WHAT IS EXPECTED:
How many lines in these records hold the string "name"? Reply with the number alone.

EXTRACTED MATERIAL:
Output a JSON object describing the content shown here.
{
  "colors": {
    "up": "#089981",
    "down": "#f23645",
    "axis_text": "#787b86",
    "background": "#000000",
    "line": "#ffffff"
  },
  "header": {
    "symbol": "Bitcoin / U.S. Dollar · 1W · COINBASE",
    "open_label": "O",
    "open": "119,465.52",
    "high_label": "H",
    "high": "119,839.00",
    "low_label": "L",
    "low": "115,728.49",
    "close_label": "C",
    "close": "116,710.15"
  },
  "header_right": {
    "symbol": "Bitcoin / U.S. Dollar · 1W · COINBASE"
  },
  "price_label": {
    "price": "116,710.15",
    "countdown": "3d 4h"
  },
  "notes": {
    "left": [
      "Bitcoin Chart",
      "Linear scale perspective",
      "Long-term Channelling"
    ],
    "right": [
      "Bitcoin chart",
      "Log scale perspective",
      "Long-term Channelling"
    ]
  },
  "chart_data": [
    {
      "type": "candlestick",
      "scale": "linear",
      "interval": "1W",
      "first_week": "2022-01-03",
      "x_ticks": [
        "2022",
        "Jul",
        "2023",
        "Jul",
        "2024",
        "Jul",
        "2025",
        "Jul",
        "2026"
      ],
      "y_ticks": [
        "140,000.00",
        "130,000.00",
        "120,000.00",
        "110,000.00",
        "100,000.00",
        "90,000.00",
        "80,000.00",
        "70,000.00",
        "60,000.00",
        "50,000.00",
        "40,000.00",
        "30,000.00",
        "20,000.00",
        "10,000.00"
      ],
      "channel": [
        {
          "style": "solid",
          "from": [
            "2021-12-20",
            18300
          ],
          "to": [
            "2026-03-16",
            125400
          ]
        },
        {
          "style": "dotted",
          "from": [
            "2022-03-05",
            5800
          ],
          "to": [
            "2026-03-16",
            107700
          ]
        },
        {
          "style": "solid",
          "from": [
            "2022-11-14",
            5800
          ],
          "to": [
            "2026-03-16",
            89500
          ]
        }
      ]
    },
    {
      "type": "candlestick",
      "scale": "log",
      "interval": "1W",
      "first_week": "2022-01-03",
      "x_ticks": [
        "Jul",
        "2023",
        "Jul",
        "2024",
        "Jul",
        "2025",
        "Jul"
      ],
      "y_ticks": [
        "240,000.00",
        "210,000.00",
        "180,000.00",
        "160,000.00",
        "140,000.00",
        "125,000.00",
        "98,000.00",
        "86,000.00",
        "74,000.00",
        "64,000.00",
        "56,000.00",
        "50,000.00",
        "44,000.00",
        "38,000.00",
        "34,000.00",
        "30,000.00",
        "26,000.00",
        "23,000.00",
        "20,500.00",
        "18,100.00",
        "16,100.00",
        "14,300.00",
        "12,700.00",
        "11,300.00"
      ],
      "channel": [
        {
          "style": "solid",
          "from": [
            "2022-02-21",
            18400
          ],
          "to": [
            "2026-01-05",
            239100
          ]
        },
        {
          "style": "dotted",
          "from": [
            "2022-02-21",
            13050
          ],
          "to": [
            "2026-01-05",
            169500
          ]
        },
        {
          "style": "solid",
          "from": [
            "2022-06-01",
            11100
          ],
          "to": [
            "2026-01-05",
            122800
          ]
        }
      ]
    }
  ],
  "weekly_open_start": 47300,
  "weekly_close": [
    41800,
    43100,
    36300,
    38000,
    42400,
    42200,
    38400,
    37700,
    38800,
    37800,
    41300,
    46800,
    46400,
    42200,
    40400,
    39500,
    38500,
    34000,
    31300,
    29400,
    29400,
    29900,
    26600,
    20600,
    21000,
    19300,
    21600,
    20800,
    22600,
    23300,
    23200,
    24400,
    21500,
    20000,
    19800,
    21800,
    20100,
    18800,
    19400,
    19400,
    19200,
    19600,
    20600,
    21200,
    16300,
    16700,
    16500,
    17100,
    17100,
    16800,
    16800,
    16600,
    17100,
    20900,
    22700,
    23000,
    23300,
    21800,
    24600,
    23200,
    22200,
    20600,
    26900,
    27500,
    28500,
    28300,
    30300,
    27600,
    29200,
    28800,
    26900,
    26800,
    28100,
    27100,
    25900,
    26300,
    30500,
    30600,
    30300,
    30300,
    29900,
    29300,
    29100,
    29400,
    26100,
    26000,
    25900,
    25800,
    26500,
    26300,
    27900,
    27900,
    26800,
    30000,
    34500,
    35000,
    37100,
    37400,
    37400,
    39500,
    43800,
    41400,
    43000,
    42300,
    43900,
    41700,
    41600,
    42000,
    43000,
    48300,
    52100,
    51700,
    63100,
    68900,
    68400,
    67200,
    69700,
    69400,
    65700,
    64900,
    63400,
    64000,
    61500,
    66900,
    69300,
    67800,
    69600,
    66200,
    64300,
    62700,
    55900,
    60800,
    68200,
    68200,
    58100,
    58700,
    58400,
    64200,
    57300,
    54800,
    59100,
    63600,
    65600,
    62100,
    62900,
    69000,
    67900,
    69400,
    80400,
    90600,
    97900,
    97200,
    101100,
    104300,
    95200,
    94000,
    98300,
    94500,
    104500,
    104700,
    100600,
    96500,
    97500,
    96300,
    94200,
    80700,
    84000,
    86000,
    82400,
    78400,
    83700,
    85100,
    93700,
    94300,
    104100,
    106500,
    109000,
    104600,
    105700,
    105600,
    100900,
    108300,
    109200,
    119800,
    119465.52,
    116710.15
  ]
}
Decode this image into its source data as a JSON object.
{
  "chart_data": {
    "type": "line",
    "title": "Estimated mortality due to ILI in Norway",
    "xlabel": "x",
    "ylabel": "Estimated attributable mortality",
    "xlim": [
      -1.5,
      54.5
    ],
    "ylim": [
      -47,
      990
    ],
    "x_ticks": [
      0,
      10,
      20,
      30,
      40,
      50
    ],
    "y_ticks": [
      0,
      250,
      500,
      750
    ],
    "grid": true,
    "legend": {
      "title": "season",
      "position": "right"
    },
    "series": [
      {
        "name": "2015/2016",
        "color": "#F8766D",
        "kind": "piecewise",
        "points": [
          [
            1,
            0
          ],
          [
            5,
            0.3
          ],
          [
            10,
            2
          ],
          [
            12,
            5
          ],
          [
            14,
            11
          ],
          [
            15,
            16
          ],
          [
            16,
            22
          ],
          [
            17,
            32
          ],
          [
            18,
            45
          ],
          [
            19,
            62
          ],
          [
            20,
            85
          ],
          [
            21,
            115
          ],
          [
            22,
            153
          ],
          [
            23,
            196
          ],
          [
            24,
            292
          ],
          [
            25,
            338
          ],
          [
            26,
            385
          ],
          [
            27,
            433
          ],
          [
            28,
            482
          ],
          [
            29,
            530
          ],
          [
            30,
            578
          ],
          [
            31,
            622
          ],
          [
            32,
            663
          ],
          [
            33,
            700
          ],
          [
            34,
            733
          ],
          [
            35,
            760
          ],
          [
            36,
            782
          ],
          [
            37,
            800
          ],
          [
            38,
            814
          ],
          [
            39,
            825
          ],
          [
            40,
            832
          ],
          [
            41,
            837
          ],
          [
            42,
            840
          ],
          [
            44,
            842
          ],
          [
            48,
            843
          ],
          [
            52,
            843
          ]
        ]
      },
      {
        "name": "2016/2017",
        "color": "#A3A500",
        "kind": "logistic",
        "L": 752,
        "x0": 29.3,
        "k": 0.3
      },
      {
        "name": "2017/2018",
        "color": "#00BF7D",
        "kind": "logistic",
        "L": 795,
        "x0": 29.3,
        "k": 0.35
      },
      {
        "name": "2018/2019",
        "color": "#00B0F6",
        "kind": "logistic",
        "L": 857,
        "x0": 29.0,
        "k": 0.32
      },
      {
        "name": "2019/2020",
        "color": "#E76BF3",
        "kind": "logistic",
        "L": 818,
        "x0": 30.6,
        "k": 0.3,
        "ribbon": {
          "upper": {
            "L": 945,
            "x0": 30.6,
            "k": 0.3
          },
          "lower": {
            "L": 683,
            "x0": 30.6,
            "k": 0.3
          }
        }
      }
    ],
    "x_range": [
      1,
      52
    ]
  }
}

FINISHED EXERCISE:
5